→ EXTRACTED MATERIAL
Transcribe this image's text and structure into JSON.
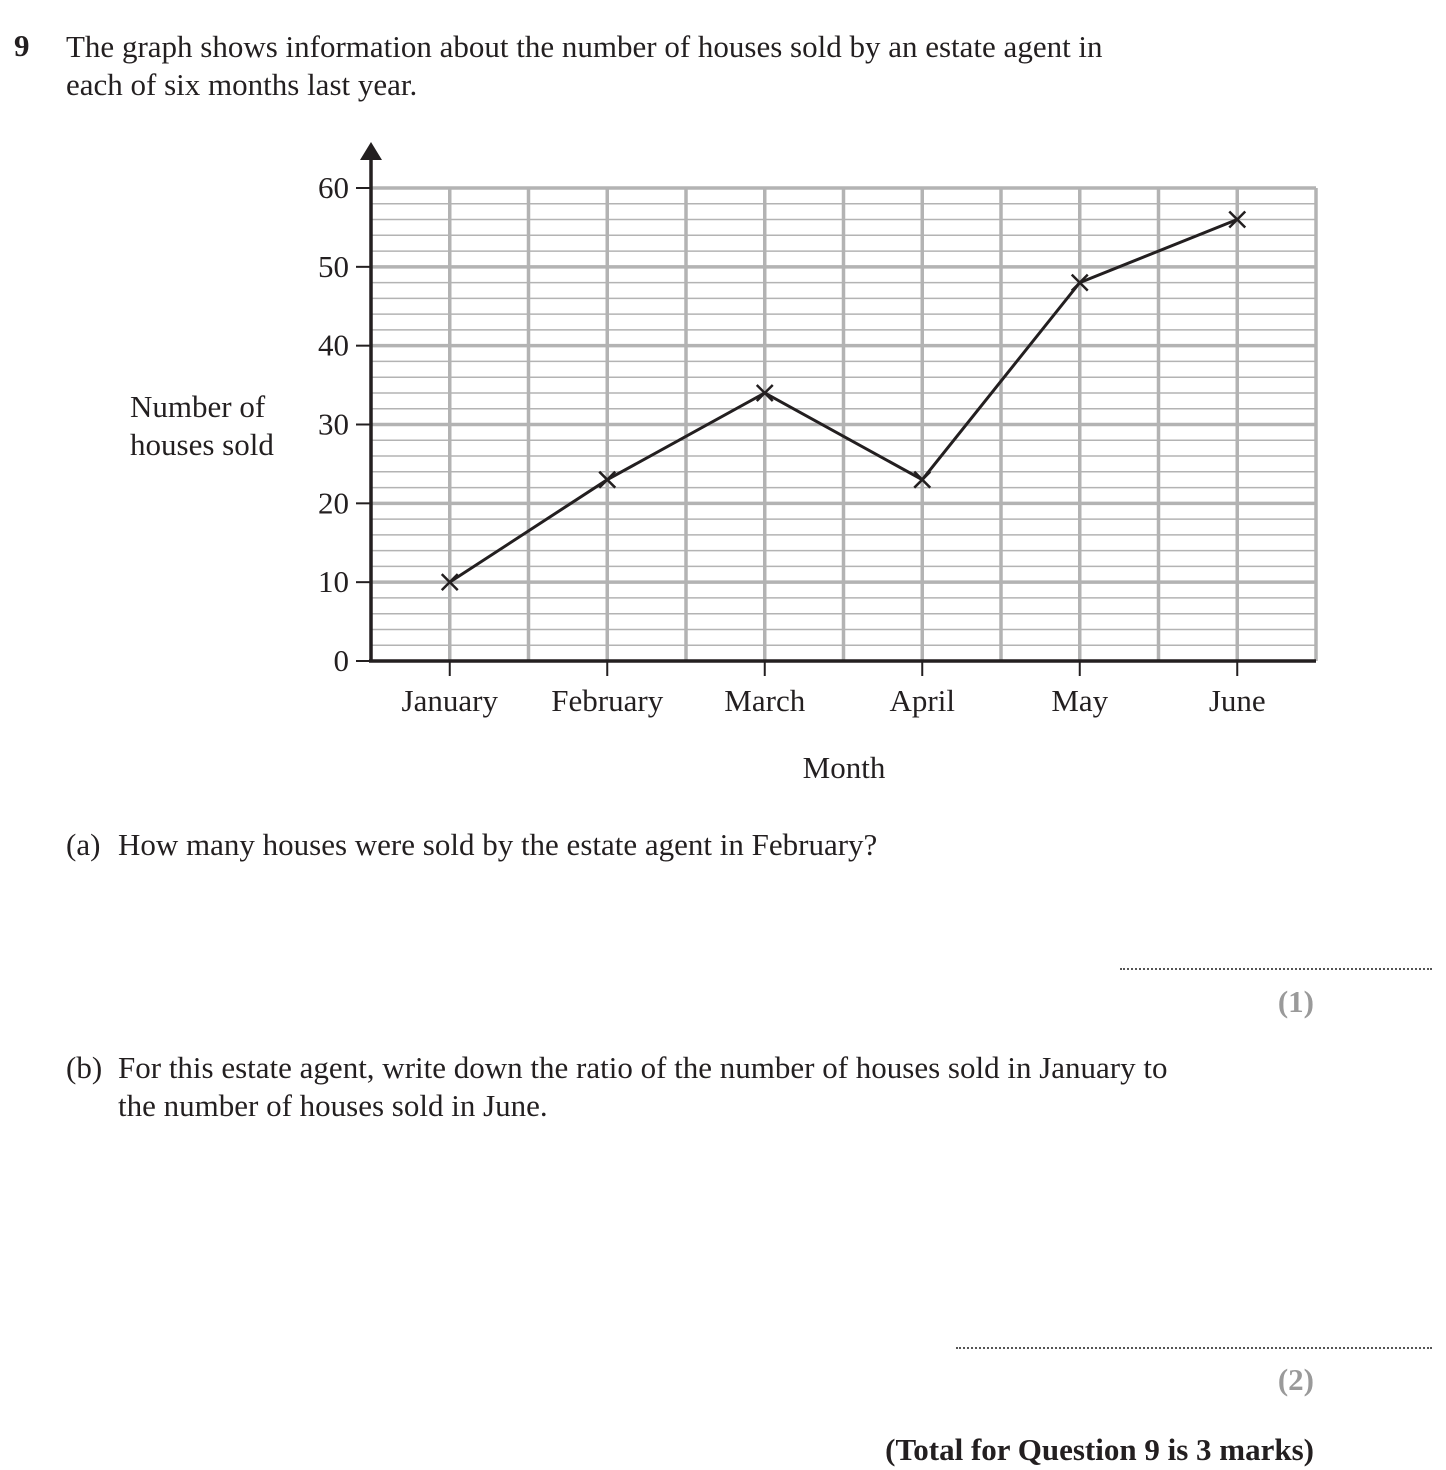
{
  "question": {
    "number": "9",
    "intro_line1": "The graph shows information about the number of houses sold by an estate agent in",
    "intro_line2": "each of six months last year."
  },
  "chart_data": {
    "type": "line",
    "xlabel": "Month",
    "ylabel_line1": "Number of",
    "ylabel_line2": "houses sold",
    "categories": [
      "January",
      "February",
      "March",
      "April",
      "May",
      "June"
    ],
    "series": [
      {
        "values": [
          10,
          23,
          34,
          23,
          48,
          56
        ]
      }
    ],
    "ylim": [
      0,
      60
    ],
    "yticks": [
      0,
      10,
      20,
      30,
      40,
      50,
      60
    ],
    "grid": true,
    "marker": "cross"
  },
  "part_a": {
    "label": "(a)",
    "text": "How many houses were sold by the estate agent in February?",
    "marks": "(1)"
  },
  "part_b": {
    "label": "(b)",
    "text_line1": "For this estate agent, write down the ratio of the number of houses sold in January to",
    "text_line2": "the number of houses sold in June.",
    "marks": "(2)"
  },
  "total": "(Total for Question 9 is 3 marks)",
  "colors": {
    "text": "#231f20",
    "grid": "#b3b3b3",
    "marks": "#9a9a9a"
  }
}
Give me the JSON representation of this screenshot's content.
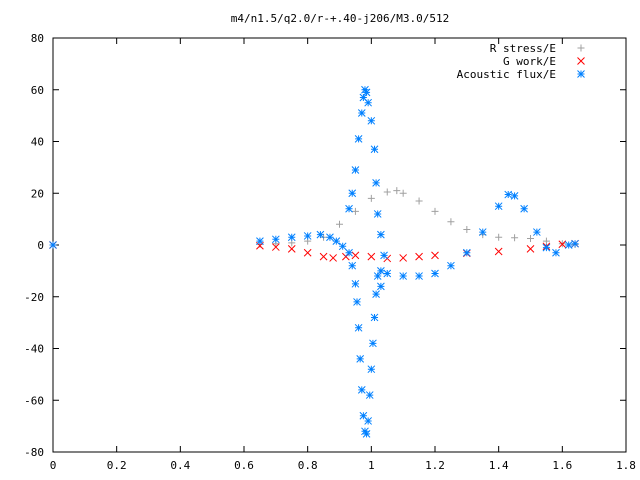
{
  "chart_data": {
    "type": "scatter",
    "title": "m4/n1.5/q2.0/r-+.40-j206/M3.0/512",
    "xlabel": "",
    "ylabel": "",
    "xlim": [
      0,
      1.8
    ],
    "ylim": [
      -80,
      80
    ],
    "xticks": [
      0,
      0.2,
      0.4,
      0.6,
      0.8,
      1,
      1.2,
      1.4,
      1.6,
      1.8
    ],
    "xtick_labels": [
      "0",
      "0.2",
      "0.4",
      "0.6",
      "0.8",
      "1",
      "1.2",
      "1.4",
      "1.6",
      "1.8"
    ],
    "yticks": [
      -80,
      -60,
      -40,
      -20,
      0,
      20,
      40,
      60,
      80
    ],
    "ytick_labels": [
      "-80",
      "-60",
      "-40",
      "-20",
      "0",
      "20",
      "40",
      "60",
      "80"
    ],
    "grid": false,
    "legend_position": "top-right",
    "series": [
      {
        "name": "R stress/E",
        "marker": "+",
        "color": "#a0a0a0",
        "points": [
          [
            0,
            0
          ],
          [
            0.65,
            0.3
          ],
          [
            0.7,
            0.5
          ],
          [
            0.75,
            0.8
          ],
          [
            0.8,
            1.5
          ],
          [
            0.85,
            3
          ],
          [
            0.9,
            8
          ],
          [
            0.95,
            13
          ],
          [
            1.0,
            18
          ],
          [
            1.05,
            20.5
          ],
          [
            1.08,
            21
          ],
          [
            1.1,
            20
          ],
          [
            1.15,
            17
          ],
          [
            1.2,
            13
          ],
          [
            1.25,
            9
          ],
          [
            1.3,
            6
          ],
          [
            1.35,
            4
          ],
          [
            1.4,
            3
          ],
          [
            1.45,
            2.8
          ],
          [
            1.5,
            2.5
          ],
          [
            1.55,
            1.5
          ],
          [
            1.6,
            0.5
          ],
          [
            1.64,
            0.2
          ]
        ]
      },
      {
        "name": "G work/E",
        "marker": "x",
        "color": "#ff0000",
        "points": [
          [
            0,
            0
          ],
          [
            0.65,
            -0.3
          ],
          [
            0.7,
            -0.8
          ],
          [
            0.75,
            -1.5
          ],
          [
            0.8,
            -3
          ],
          [
            0.85,
            -4.5
          ],
          [
            0.88,
            -5
          ],
          [
            0.92,
            -4.5
          ],
          [
            0.95,
            -4
          ],
          [
            1.0,
            -4.5
          ],
          [
            1.05,
            -5.2
          ],
          [
            1.1,
            -5
          ],
          [
            1.15,
            -4.5
          ],
          [
            1.2,
            -4
          ],
          [
            1.3,
            -3.2
          ],
          [
            1.4,
            -2.5
          ],
          [
            1.5,
            -1.5
          ],
          [
            1.55,
            -0.5
          ],
          [
            1.6,
            0.3
          ],
          [
            1.64,
            0.5
          ]
        ]
      },
      {
        "name": "Acoustic flux/E",
        "marker": "*",
        "color": "#0080ff",
        "points": [
          [
            0,
            0
          ],
          [
            0.65,
            1.5
          ],
          [
            0.7,
            2.2
          ],
          [
            0.75,
            3
          ],
          [
            0.8,
            3.5
          ],
          [
            0.84,
            4
          ],
          [
            0.87,
            3
          ],
          [
            0.89,
            1.5
          ],
          [
            0.91,
            -0.5
          ],
          [
            0.93,
            -3
          ],
          [
            0.94,
            -8
          ],
          [
            0.95,
            -15
          ],
          [
            0.955,
            -22
          ],
          [
            0.96,
            -32
          ],
          [
            0.965,
            -44
          ],
          [
            0.97,
            -56
          ],
          [
            0.975,
            -66
          ],
          [
            0.98,
            -72
          ],
          [
            0.985,
            -73
          ],
          [
            0.99,
            -68
          ],
          [
            0.995,
            -58
          ],
          [
            1.0,
            -48
          ],
          [
            1.005,
            -38
          ],
          [
            1.01,
            -28
          ],
          [
            1.015,
            -19
          ],
          [
            1.02,
            -12
          ],
          [
            1.03,
            -10
          ],
          [
            1.05,
            -11
          ],
          [
            1.1,
            -12
          ],
          [
            1.15,
            -12
          ],
          [
            1.2,
            -11
          ],
          [
            1.25,
            -8
          ],
          [
            1.3,
            -3
          ],
          [
            1.35,
            5
          ],
          [
            1.4,
            15
          ],
          [
            1.43,
            19.5
          ],
          [
            1.45,
            19
          ],
          [
            1.48,
            14
          ],
          [
            1.52,
            5
          ],
          [
            1.55,
            -1
          ],
          [
            1.58,
            -3
          ],
          [
            1.62,
            0
          ],
          [
            1.64,
            0.5
          ],
          [
            0.93,
            14
          ],
          [
            0.94,
            20
          ],
          [
            0.95,
            29
          ],
          [
            0.96,
            41
          ],
          [
            0.97,
            51
          ],
          [
            0.975,
            57
          ],
          [
            0.98,
            60
          ],
          [
            0.985,
            59
          ],
          [
            0.99,
            55
          ],
          [
            1.0,
            48
          ],
          [
            1.01,
            37
          ],
          [
            1.015,
            24
          ],
          [
            1.02,
            12
          ],
          [
            1.03,
            4
          ],
          [
            1.04,
            -4
          ],
          [
            1.03,
            -16
          ]
        ]
      }
    ]
  }
}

→ REQUIRED WORK
Take the data above and repeat it exactly, leaving each picture out.

→ THE COMPLETED TASK
Transcribe this image's text and structure into JSON.
{
  "question": {
    "number": "9",
    "intro_line1": "The graph shows information about the number of houses sold by an estate agent in",
    "intro_line2": "each of six months last year."
  },
  "chart_data": {
    "type": "line",
    "xlabel": "Month",
    "ylabel_line1": "Number of",
    "ylabel_line2": "houses sold",
    "categories": [
      "January",
      "February",
      "March",
      "April",
      "May",
      "June"
    ],
    "series": [
      {
        "values": [
          10,
          23,
          34,
          23,
          48,
          56
        ]
      }
    ],
    "ylim": [
      0,
      60
    ],
    "yticks": [
      0,
      10,
      20,
      30,
      40,
      50,
      60
    ],
    "grid": true,
    "marker": "cross"
  },
  "part_a": {
    "label": "(a)",
    "text": "How many houses were sold by the estate agent in February?",
    "marks": "(1)"
  },
  "part_b": {
    "label": "(b)",
    "text_line1": "For this estate agent, write down the ratio of the number of houses sold in January to",
    "text_line2": "the number of houses sold in June.",
    "marks": "(2)"
  },
  "total": "(Total for Question 9 is 3 marks)",
  "colors": {
    "text": "#231f20",
    "grid": "#b3b3b3",
    "marks": "#9a9a9a"
  }
}
Give me the JSON representation of this screenshot's content.
{
  "chart_data": {
    "type": "scatter",
    "title": "m4/n1.5/q2.0/r-+.40-j206/M3.0/512",
    "xlabel": "",
    "ylabel": "",
    "xlim": [
      0,
      1.8
    ],
    "ylim": [
      -80,
      80
    ],
    "xticks": [
      0,
      0.2,
      0.4,
      0.6,
      0.8,
      1,
      1.2,
      1.4,
      1.6,
      1.8
    ],
    "xtick_labels": [
      "0",
      "0.2",
      "0.4",
      "0.6",
      "0.8",
      "1",
      "1.2",
      "1.4",
      "1.6",
      "1.8"
    ],
    "yticks": [
      -80,
      -60,
      -40,
      -20,
      0,
      20,
      40,
      60,
      80
    ],
    "ytick_labels": [
      "-80",
      "-60",
      "-40",
      "-20",
      "0",
      "20",
      "40",
      "60",
      "80"
    ],
    "grid": false,
    "legend_position": "top-right",
    "series": [
      {
        "name": "R stress/E",
        "marker": "+",
        "color": "#a0a0a0",
        "points": [
          [
            0,
            0
          ],
          [
            0.65,
            0.3
          ],
          [
            0.7,
            0.5
          ],
          [
            0.75,
            0.8
          ],
          [
            0.8,
            1.5
          ],
          [
            0.85,
            3
          ],
          [
            0.9,
            8
          ],
          [
            0.95,
            13
          ],
          [
            1.0,
            18
          ],
          [
            1.05,
            20.5
          ],
          [
            1.08,
            21
          ],
          [
            1.1,
            20
          ],
          [
            1.15,
            17
          ],
          [
            1.2,
            13
          ],
          [
            1.25,
            9
          ],
          [
            1.3,
            6
          ],
          [
            1.35,
            4
          ],
          [
            1.4,
            3
          ],
          [
            1.45,
            2.8
          ],
          [
            1.5,
            2.5
          ],
          [
            1.55,
            1.5
          ],
          [
            1.6,
            0.5
          ],
          [
            1.64,
            0.2
          ]
        ]
      },
      {
        "name": "G work/E",
        "marker": "x",
        "color": "#ff0000",
        "points": [
          [
            0,
            0
          ],
          [
            0.65,
            -0.3
          ],
          [
            0.7,
            -0.8
          ],
          [
            0.75,
            -1.5
          ],
          [
            0.8,
            -3
          ],
          [
            0.85,
            -4.5
          ],
          [
            0.88,
            -5
          ],
          [
            0.92,
            -4.5
          ],
          [
            0.95,
            -4
          ],
          [
            1.0,
            -4.5
          ],
          [
            1.05,
            -5.2
          ],
          [
            1.1,
            -5
          ],
          [
            1.15,
            -4.5
          ],
          [
            1.2,
            -4
          ],
          [
            1.3,
            -3.2
          ],
          [
            1.4,
            -2.5
          ],
          [
            1.5,
            -1.5
          ],
          [
            1.55,
            -0.5
          ],
          [
            1.6,
            0.3
          ],
          [
            1.64,
            0.5
          ]
        ]
      },
      {
        "name": "Acoustic flux/E",
        "marker": "*",
        "color": "#0080ff",
        "points": [
          [
            0,
            0
          ],
          [
            0.65,
            1.5
          ],
          [
            0.7,
            2.2
          ],
          [
            0.75,
            3
          ],
          [
            0.8,
            3.5
          ],
          [
            0.84,
            4
          ],
          [
            0.87,
            3
          ],
          [
            0.89,
            1.5
          ],
          [
            0.91,
            -0.5
          ],
          [
            0.93,
            -3
          ],
          [
            0.94,
            -8
          ],
          [
            0.95,
            -15
          ],
          [
            0.955,
            -22
          ],
          [
            0.96,
            -32
          ],
          [
            0.965,
            -44
          ],
          [
            0.97,
            -56
          ],
          [
            0.975,
            -66
          ],
          [
            0.98,
            -72
          ],
          [
            0.985,
            -73
          ],
          [
            0.99,
            -68
          ],
          [
            0.995,
            -58
          ],
          [
            1.0,
            -48
          ],
          [
            1.005,
            -38
          ],
          [
            1.01,
            -28
          ],
          [
            1.015,
            -19
          ],
          [
            1.02,
            -12
          ],
          [
            1.03,
            -10
          ],
          [
            1.05,
            -11
          ],
          [
            1.1,
            -12
          ],
          [
            1.15,
            -12
          ],
          [
            1.2,
            -11
          ],
          [
            1.25,
            -8
          ],
          [
            1.3,
            -3
          ],
          [
            1.35,
            5
          ],
          [
            1.4,
            15
          ],
          [
            1.43,
            19.5
          ],
          [
            1.45,
            19
          ],
          [
            1.48,
            14
          ],
          [
            1.52,
            5
          ],
          [
            1.55,
            -1
          ],
          [
            1.58,
            -3
          ],
          [
            1.62,
            0
          ],
          [
            1.64,
            0.5
          ],
          [
            0.93,
            14
          ],
          [
            0.94,
            20
          ],
          [
            0.95,
            29
          ],
          [
            0.96,
            41
          ],
          [
            0.97,
            51
          ],
          [
            0.975,
            57
          ],
          [
            0.98,
            60
          ],
          [
            0.985,
            59
          ],
          [
            0.99,
            55
          ],
          [
            1.0,
            48
          ],
          [
            1.01,
            37
          ],
          [
            1.015,
            24
          ],
          [
            1.02,
            12
          ],
          [
            1.03,
            4
          ],
          [
            1.04,
            -4
          ],
          [
            1.03,
            -16
          ]
        ]
      }
    ]
  }
}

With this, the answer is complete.